____ Available records
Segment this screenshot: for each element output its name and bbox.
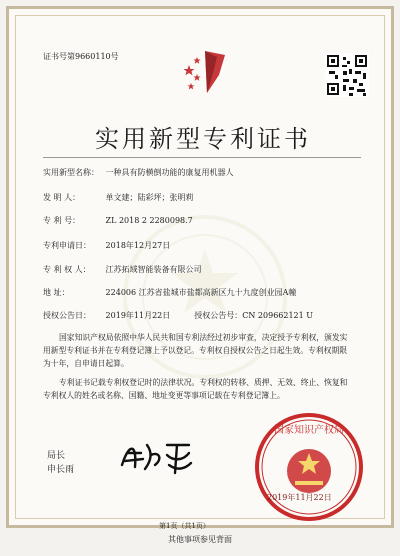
certificate-frame <box>6 6 394 528</box>
body-paragraph: 专利证书记载专利权登记时的法律状况。专利权的转移、质押、无效、终止、恢复和专利权人的姓名或名称、国籍、地址变更等事项记载在专利登记簿上。 <box>43 378 348 400</box>
field-value: 2019年11月22日 授权公告号：CN 209662121 U <box>105 311 314 320</box>
body-paragraph: 国家知识产权局依照中华人民共和国专利法经过初步审查，决定授予专利权，颁发实用新型专利证书并在专利登记簿上予以登记。专利权自授权公告之日起生效。专利权期限为十年，自申请日起算。 <box>43 333 348 368</box>
field-value: 2018年12月27日 <box>105 241 171 250</box>
certificate-body <box>43 331 349 408</box>
title-divider <box>43 157 361 158</box>
field-value: 一种具有防横倒功能的康复用机器人 <box>105 168 234 177</box>
field-label: 专 利 权 人： <box>43 265 91 274</box>
certificate-number: 证书号第9660110号 <box>43 52 119 61</box>
field-value: 单文建；陆彩坪；张明莉 <box>105 193 194 202</box>
footer-note: 其他事项参见背面 <box>168 535 232 544</box>
field-label: 地 址： <box>43 288 70 297</box>
field-application-date <box>43 241 170 251</box>
field-label: 专利申请日： <box>43 241 91 250</box>
field-patent-number <box>43 216 193 226</box>
field-utility-model-name <box>43 168 234 178</box>
field-value: 224006 江苏省盐城市盐都高新区九十九度创业园A幢 <box>105 288 297 297</box>
field-label: 发 明 人： <box>43 193 81 202</box>
field-label: 专 利 号： <box>43 216 81 225</box>
field-inventor <box>43 193 194 203</box>
field-label: 实用新型名称： <box>43 168 99 177</box>
field-address <box>43 288 296 298</box>
patent-office-logo-icon <box>179 47 239 97</box>
signature-title: 局长 <box>47 451 66 461</box>
qr-code-icon <box>325 53 369 97</box>
field-patentee <box>43 265 202 275</box>
field-value: 江苏拓域智能装备有限公司 <box>105 265 202 274</box>
field-value: ZL 2018 2 2280098.7 <box>105 216 193 225</box>
field-label: 授权公告日： <box>43 311 91 320</box>
seal-date: 2019年11月22日 <box>267 493 332 502</box>
field-grant-date <box>43 311 313 321</box>
handwritten-signature-icon <box>117 435 195 479</box>
signature-block <box>47 449 74 477</box>
seal-text: 国家知识产权局 <box>274 425 344 436</box>
signature-name: 申长雨 <box>47 465 75 475</box>
official-seal-icon <box>253 411 365 523</box>
certificate-title: 实用新型专利证书 <box>95 125 311 153</box>
page-number: 第1页（共1页） <box>159 522 210 530</box>
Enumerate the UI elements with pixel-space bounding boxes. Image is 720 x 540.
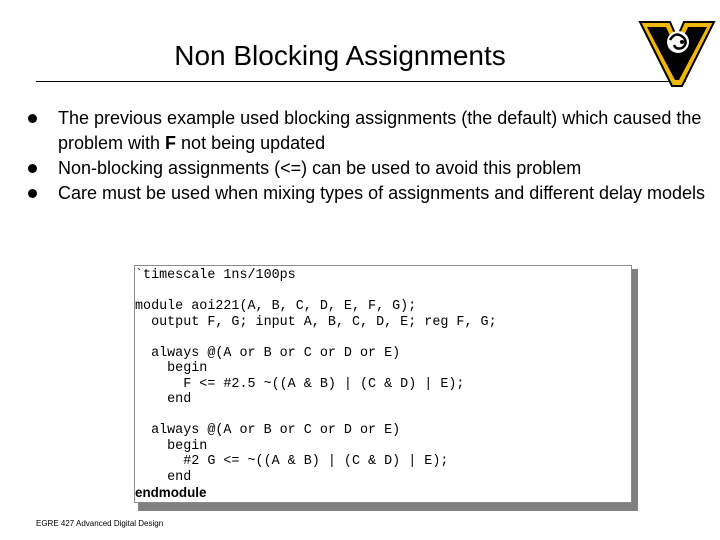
________
Exercise requirements:
Copy out all of the rows above without changing a character, and omit the pictures.

Answer in full:
Segment this screenshot: for each element output its name and bbox.
certificate-frame <box>6 6 394 528</box>
body-paragraph: 专利证书记载专利权登记时的法律状况。专利权的转移、质押、无效、终止、恢复和专利权人的姓名或名称、国籍、地址变更等事项记载在专利登记簿上。 <box>43 378 348 400</box>
field-value: 2019年11月22日 授权公告号：CN 209662121 U <box>105 311 314 320</box>
body-paragraph: 国家知识产权局依照中华人民共和国专利法经过初步审查，决定授予专利权，颁发实用新型专利证书并在专利登记簿上予以登记。专利权自授权公告之日起生效。专利权期限为十年，自申请日起算。 <box>43 333 348 368</box>
field-value: 2018年12月27日 <box>105 241 171 250</box>
certificate-body <box>43 331 349 408</box>
title-divider <box>43 157 361 158</box>
field-value: 一种具有防横倒功能的康复用机器人 <box>105 168 234 177</box>
field-label: 专 利 权 人： <box>43 265 91 274</box>
certificate-number: 证书号第9660110号 <box>43 52 119 61</box>
field-value: 单文建；陆彩坪；张明莉 <box>105 193 194 202</box>
footer-note: 其他事项参见背面 <box>168 535 232 544</box>
field-label: 地 址： <box>43 288 70 297</box>
field-application-date <box>43 241 170 251</box>
field-label: 专利申请日： <box>43 241 91 250</box>
field-patent-number <box>43 216 193 226</box>
field-utility-model-name <box>43 168 234 178</box>
field-value: 224006 江苏省盐城市盐都高新区九十九度创业园A幢 <box>105 288 297 297</box>
field-label: 发 明 人： <box>43 193 81 202</box>
field-label: 专 利 号： <box>43 216 81 225</box>
field-inventor <box>43 193 194 203</box>
field-label: 实用新型名称： <box>43 168 99 177</box>
field-address <box>43 288 296 298</box>
patent-office-logo-icon <box>179 47 239 97</box>
signature-title: 局长 <box>47 451 66 461</box>
qr-code-icon <box>325 53 369 97</box>
field-patentee <box>43 265 202 275</box>
field-value: 江苏拓域智能装备有限公司 <box>105 265 202 274</box>
field-value: ZL 2018 2 2280098.7 <box>105 216 193 225</box>
field-label: 授权公告日： <box>43 311 91 320</box>
seal-date: 2019年11月22日 <box>267 493 332 502</box>
field-grant-date <box>43 311 313 321</box>
handwritten-signature-icon <box>117 435 195 479</box>
signature-block <box>47 449 74 477</box>
seal-text: 国家知识产权局 <box>274 425 344 436</box>
signature-name: 申长雨 <box>47 465 75 475</box>
official-seal-icon <box>253 411 365 523</box>
certificate-title: 实用新型专利证书 <box>95 125 311 153</box>
page-number: 第1页（共1页） <box>159 522 210 530</box>
Enumerate the UI elements with pixel-space bounding boxes. Image is 720 x 540.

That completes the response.